━━━ Records supplied ━━━

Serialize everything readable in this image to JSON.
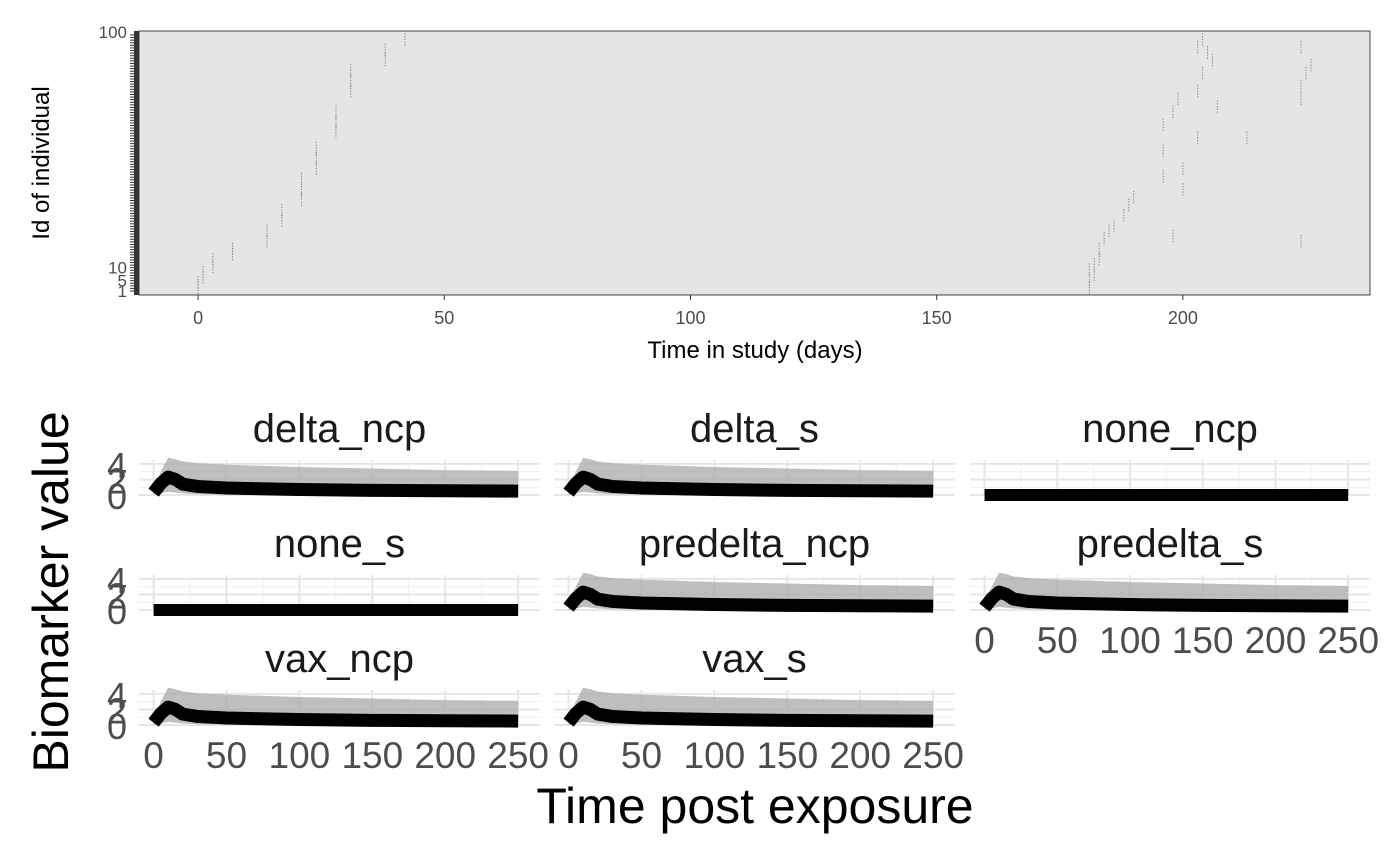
{
  "chart_data": [
    {
      "type": "scatter",
      "title": "",
      "xlabel": "Time in study (days)",
      "ylabel": "Id of individual",
      "xlim": [
        -12,
        238
      ],
      "ylim": [
        1,
        100
      ],
      "x_ticks": [
        "0",
        "50",
        "100",
        "150",
        "200"
      ],
      "x_tick_values": [
        0,
        50,
        100,
        150,
        200
      ],
      "y_ticks_visible_top": "100",
      "y_ticks_visible_bottom": [
        "10",
        "5",
        "1"
      ],
      "panel_background": "#e5e5e5",
      "grid": false,
      "points": [
        {
          "x": 0,
          "y": 2
        },
        {
          "x": 0,
          "y": 4
        },
        {
          "x": 1,
          "y": 6
        },
        {
          "x": 1,
          "y": 8
        },
        {
          "x": 3,
          "y": 10
        },
        {
          "x": 3,
          "y": 13
        },
        {
          "x": 7,
          "y": 15
        },
        {
          "x": 7,
          "y": 17
        },
        {
          "x": 14,
          "y": 20
        },
        {
          "x": 14,
          "y": 24
        },
        {
          "x": 17,
          "y": 28
        },
        {
          "x": 17,
          "y": 32
        },
        {
          "x": 21,
          "y": 36
        },
        {
          "x": 21,
          "y": 40
        },
        {
          "x": 21,
          "y": 44
        },
        {
          "x": 24,
          "y": 48
        },
        {
          "x": 24,
          "y": 52
        },
        {
          "x": 24,
          "y": 56
        },
        {
          "x": 28,
          "y": 62
        },
        {
          "x": 28,
          "y": 66
        },
        {
          "x": 28,
          "y": 70
        },
        {
          "x": 31,
          "y": 78
        },
        {
          "x": 31,
          "y": 82
        },
        {
          "x": 31,
          "y": 86
        },
        {
          "x": 38,
          "y": 90
        },
        {
          "x": 38,
          "y": 94
        },
        {
          "x": 42,
          "y": 98
        },
        {
          "x": 181,
          "y": 2
        },
        {
          "x": 181,
          "y": 5
        },
        {
          "x": 181,
          "y": 9
        },
        {
          "x": 182,
          "y": 7
        },
        {
          "x": 182,
          "y": 11
        },
        {
          "x": 183,
          "y": 13
        },
        {
          "x": 183,
          "y": 17
        },
        {
          "x": 184,
          "y": 21
        },
        {
          "x": 185,
          "y": 24
        },
        {
          "x": 186,
          "y": 26
        },
        {
          "x": 188,
          "y": 30
        },
        {
          "x": 189,
          "y": 34
        },
        {
          "x": 190,
          "y": 37
        },
        {
          "x": 196,
          "y": 45
        },
        {
          "x": 196,
          "y": 55
        },
        {
          "x": 196,
          "y": 65
        },
        {
          "x": 198,
          "y": 70
        },
        {
          "x": 199,
          "y": 75
        },
        {
          "x": 200,
          "y": 40
        },
        {
          "x": 200,
          "y": 48
        },
        {
          "x": 203,
          "y": 60
        },
        {
          "x": 203,
          "y": 78
        },
        {
          "x": 203,
          "y": 95
        },
        {
          "x": 204,
          "y": 98
        },
        {
          "x": 204,
          "y": 85
        },
        {
          "x": 205,
          "y": 93
        },
        {
          "x": 206,
          "y": 90
        },
        {
          "x": 207,
          "y": 72
        },
        {
          "x": 213,
          "y": 60
        },
        {
          "x": 198,
          "y": 22
        },
        {
          "x": 224,
          "y": 20
        },
        {
          "x": 224,
          "y": 75
        },
        {
          "x": 224,
          "y": 80
        },
        {
          "x": 224,
          "y": 95
        },
        {
          "x": 225,
          "y": 85
        },
        {
          "x": 226,
          "y": 88
        }
      ]
    },
    {
      "type": "area",
      "xlabel": "Time post exposure",
      "ylabel": "Biomarker value",
      "xlim": [
        -10,
        265
      ],
      "ylim": [
        0,
        4.5
      ],
      "x_ticks": [
        "0",
        "50",
        "100",
        "150",
        "200",
        "250"
      ],
      "x_tick_values": [
        0,
        50,
        100,
        150,
        200,
        250
      ],
      "y_ticks": [
        "0",
        "2",
        "4"
      ],
      "y_tick_values": [
        0,
        2,
        4
      ],
      "panel_background": "#ffffff",
      "grid": true,
      "facets": [
        {
          "label": "delta_ncp",
          "kind": "peak"
        },
        {
          "label": "delta_s",
          "kind": "peak"
        },
        {
          "label": "none_ncp",
          "kind": "flat"
        },
        {
          "label": "none_s",
          "kind": "flat"
        },
        {
          "label": "predelta_ncp",
          "kind": "peak"
        },
        {
          "label": "predelta_s",
          "kind": "peak"
        },
        {
          "label": "vax_ncp",
          "kind": "peak"
        },
        {
          "label": "vax_s",
          "kind": "peak"
        }
      ],
      "series": [
        {
          "name": "",
          "style": "median",
          "x": [
            0,
            5,
            10,
            15,
            20,
            30,
            50,
            100,
            150,
            200,
            250
          ],
          "values": [
            0.3,
            1.5,
            2.3,
            2.0,
            1.4,
            1.1,
            0.9,
            0.7,
            0.6,
            0.55,
            0.5
          ]
        },
        {
          "name": "",
          "style": "ribbon_upper",
          "x": [
            0,
            5,
            10,
            15,
            20,
            30,
            50,
            100,
            150,
            200,
            250
          ],
          "values": [
            0.8,
            3.0,
            4.8,
            4.6,
            4.3,
            4.1,
            3.9,
            3.6,
            3.4,
            3.2,
            3.1
          ]
        },
        {
          "name": "",
          "style": "ribbon_lower",
          "x": [
            0,
            5,
            10,
            15,
            20,
            30,
            50,
            100,
            150,
            200,
            250
          ],
          "values": [
            0,
            0.2,
            0.4,
            0.3,
            0.2,
            0.1,
            0.05,
            0,
            0,
            0,
            0
          ]
        }
      ]
    }
  ]
}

━━━

### Task description
Give the number of lines in the listing above that contain "Time", and nothing else.

### Output
2